### [OBJECTIVE]
Note each line that includes the word "name". Copy those lines.

(Dataset records)

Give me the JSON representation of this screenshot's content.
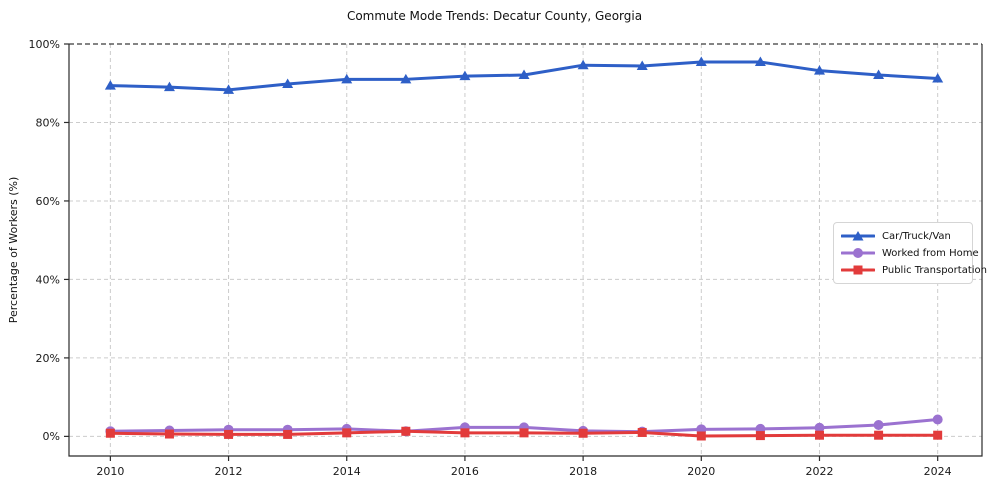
{
  "chart_data": {
    "type": "line",
    "title": "Commute Mode Trends: Decatur County, Georgia",
    "xlabel": "",
    "ylabel": "Percentage of Workers (%)",
    "x": [
      2010,
      2011,
      2012,
      2013,
      2014,
      2015,
      2016,
      2017,
      2018,
      2019,
      2020,
      2021,
      2022,
      2023,
      2024
    ],
    "series": [
      {
        "name": "Car/Truck/Van",
        "marker": "triangle",
        "color": "#2e5fc7",
        "values": [
          89.4,
          89.0,
          88.3,
          89.8,
          91.0,
          91.0,
          91.8,
          92.1,
          94.6,
          94.4,
          95.4,
          95.4,
          93.2,
          92.1,
          91.2
        ]
      },
      {
        "name": "Worked from Home",
        "marker": "circle",
        "color": "#9b72d0",
        "values": [
          1.3,
          1.5,
          1.7,
          1.7,
          1.9,
          1.3,
          2.3,
          2.3,
          1.4,
          1.2,
          1.8,
          1.9,
          2.2,
          2.9,
          4.3
        ]
      },
      {
        "name": "Public Transportation",
        "marker": "square",
        "color": "#e23b3b",
        "values": [
          0.8,
          0.6,
          0.5,
          0.5,
          0.9,
          1.3,
          0.9,
          0.9,
          0.8,
          1.0,
          0.1,
          0.2,
          0.3,
          0.3,
          0.3
        ]
      }
    ],
    "xlim": [
      2009.3,
      2024.75
    ],
    "ylim": [
      -5,
      100
    ],
    "xticks": {
      "values": [
        2010,
        2012,
        2014,
        2016,
        2018,
        2020,
        2022,
        2024
      ],
      "labels": [
        "2010",
        "2012",
        "2014",
        "2016",
        "2018",
        "2020",
        "2022",
        "2024"
      ]
    },
    "yticks": {
      "values": [
        0,
        20,
        40,
        60,
        80,
        100
      ],
      "labels": [
        "0%",
        "20%",
        "40%",
        "60%",
        "80%",
        "100%"
      ]
    },
    "grid": true,
    "legend_position": "center-right",
    "colors": {
      "grid": "#cccccc",
      "spine": "#2b2b2b",
      "top_dashed_line": "#3a3a3a",
      "tick_text": "#1a1a1a"
    }
  }
}
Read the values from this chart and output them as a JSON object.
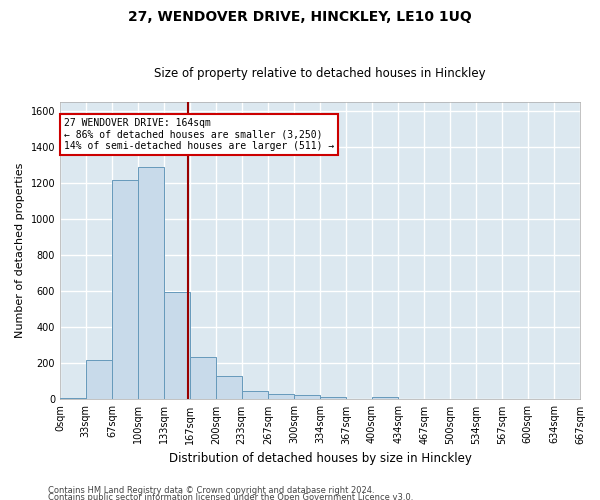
{
  "title": "27, WENDOVER DRIVE, HINCKLEY, LE10 1UQ",
  "subtitle": "Size of property relative to detached houses in Hinckley",
  "xlabel": "Distribution of detached houses by size in Hinckley",
  "ylabel": "Number of detached properties",
  "bar_color": "#c8daea",
  "bar_edge_color": "#6699bb",
  "background_color": "#dce8f0",
  "fig_background_color": "#ffffff",
  "grid_color": "#ffffff",
  "vline_x": 164,
  "vline_color": "#990000",
  "annotation_title": "27 WENDOVER DRIVE: 164sqm",
  "annotation_line1": "← 86% of detached houses are smaller (3,250)",
  "annotation_line2": "14% of semi-detached houses are larger (511) →",
  "annotation_box_facecolor": "#ffffff",
  "annotation_box_edgecolor": "#cc0000",
  "bin_edges": [
    0,
    33,
    67,
    100,
    133,
    167,
    200,
    233,
    267,
    300,
    334,
    367,
    400,
    434,
    467,
    500,
    534,
    567,
    600,
    634,
    667
  ],
  "bar_heights": [
    10,
    220,
    1215,
    1290,
    595,
    235,
    130,
    45,
    30,
    25,
    15,
    0,
    15,
    0,
    0,
    0,
    0,
    0,
    0,
    0
  ],
  "ylim": [
    0,
    1650
  ],
  "xlim": [
    0,
    667
  ],
  "yticks": [
    0,
    200,
    400,
    600,
    800,
    1000,
    1200,
    1400,
    1600
  ],
  "tick_labels": [
    "0sqm",
    "33sqm",
    "67sqm",
    "100sqm",
    "133sqm",
    "167sqm",
    "200sqm",
    "233sqm",
    "267sqm",
    "300sqm",
    "334sqm",
    "367sqm",
    "400sqm",
    "434sqm",
    "467sqm",
    "500sqm",
    "534sqm",
    "567sqm",
    "600sqm",
    "634sqm",
    "667sqm"
  ],
  "footnote1": "Contains HM Land Registry data © Crown copyright and database right 2024.",
  "footnote2": "Contains public sector information licensed under the Open Government Licence v3.0.",
  "title_fontsize": 10,
  "subtitle_fontsize": 8.5,
  "ylabel_fontsize": 8,
  "xlabel_fontsize": 8.5,
  "tick_fontsize": 7,
  "annotation_fontsize": 7,
  "footnote_fontsize": 6
}
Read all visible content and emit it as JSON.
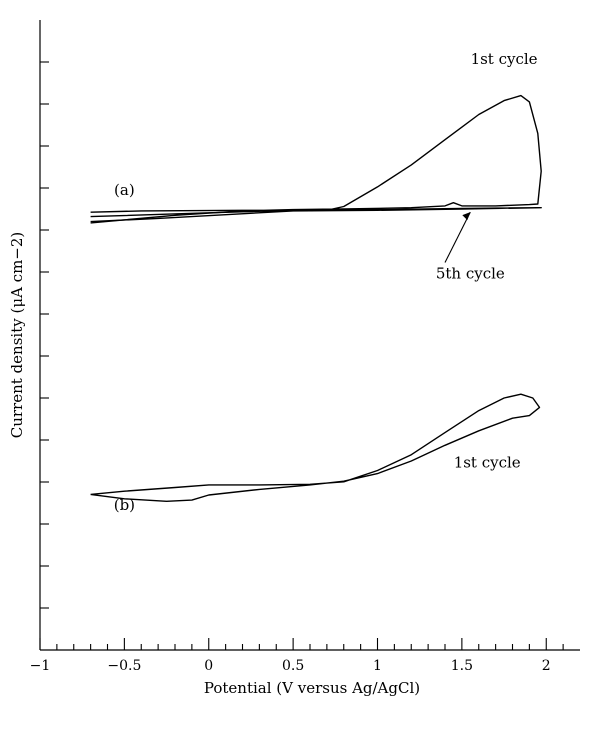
{
  "chart_data": {
    "type": "line",
    "xlabel": "Potential (V versus Ag/AgCl)",
    "ylabel": "Current density (μA cm−2)",
    "xlim": [
      -1,
      2.2
    ],
    "x_ticks": [
      "−1",
      "−0.5",
      "0",
      "0.5",
      "1",
      "1.5",
      "2"
    ],
    "x_tick_values": [
      -1,
      -0.5,
      0,
      0.5,
      1,
      1.5,
      2
    ],
    "panels": [
      {
        "label": "(a)",
        "zero_ref": "upper"
      },
      {
        "label": "(b)",
        "zero_ref": "lower"
      }
    ],
    "annotations": [
      {
        "text": "1st cycle",
        "panel": "(a)",
        "x": 1.75,
        "y": 0.93
      },
      {
        "text": "5th cycle",
        "panel": "(a)",
        "x": 1.55,
        "y": 0.59
      },
      {
        "text": "1st cycle",
        "panel": "(b)",
        "x": 1.65,
        "y": 0.29
      }
    ],
    "series": [
      {
        "panel": "(a)",
        "cycle": "1st",
        "x": [
          -0.7,
          -0.4,
          0.2,
          0.7,
          0.8,
          1.0,
          1.2,
          1.4,
          1.6,
          1.75,
          1.85,
          1.9,
          1.95,
          1.97,
          1.95,
          1.9,
          1.7,
          1.5,
          1.45,
          1.4,
          1.2,
          0.8,
          0.5,
          0.2,
          -0.2,
          -0.7
        ],
        "y": [
          0.695,
          0.697,
          0.698,
          0.698,
          0.704,
          0.735,
          0.77,
          0.81,
          0.85,
          0.872,
          0.88,
          0.87,
          0.82,
          0.76,
          0.708,
          0.707,
          0.705,
          0.705,
          0.71,
          0.705,
          0.702,
          0.7,
          0.699,
          0.697,
          0.69,
          0.678
        ]
      },
      {
        "panel": "(a)",
        "cycle": "5th",
        "x": [
          -0.7,
          0.0,
          0.5,
          1.0,
          1.5,
          1.97,
          1.5,
          1.0,
          0.5,
          -0.3,
          -0.7
        ],
        "y": [
          0.688,
          0.694,
          0.698,
          0.699,
          0.701,
          0.702,
          0.7,
          0.698,
          0.697,
          0.685,
          0.68
        ]
      },
      {
        "panel": "(b)",
        "cycle": "1st",
        "x": [
          -0.7,
          -0.5,
          -0.2,
          0.0,
          0.3,
          0.6,
          0.8,
          1.0,
          1.2,
          1.4,
          1.6,
          1.75,
          1.85,
          1.92,
          1.96,
          1.9,
          1.8,
          1.6,
          1.4,
          1.2,
          1.0,
          0.8,
          0.6,
          0.3,
          0.0,
          -0.1,
          -0.25,
          -0.5,
          -0.7
        ],
        "y": [
          0.247,
          0.252,
          0.258,
          0.262,
          0.262,
          0.263,
          0.267,
          0.285,
          0.31,
          0.345,
          0.38,
          0.4,
          0.406,
          0.4,
          0.385,
          0.372,
          0.368,
          0.348,
          0.325,
          0.3,
          0.28,
          0.268,
          0.262,
          0.255,
          0.246,
          0.238,
          0.236,
          0.24,
          0.247
        ]
      }
    ]
  }
}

### [RESPONSE TO THE TASK]
        "name": "Car/Truck/Van",
        "name": "Worked from Home",
        "name": "Public Transportation",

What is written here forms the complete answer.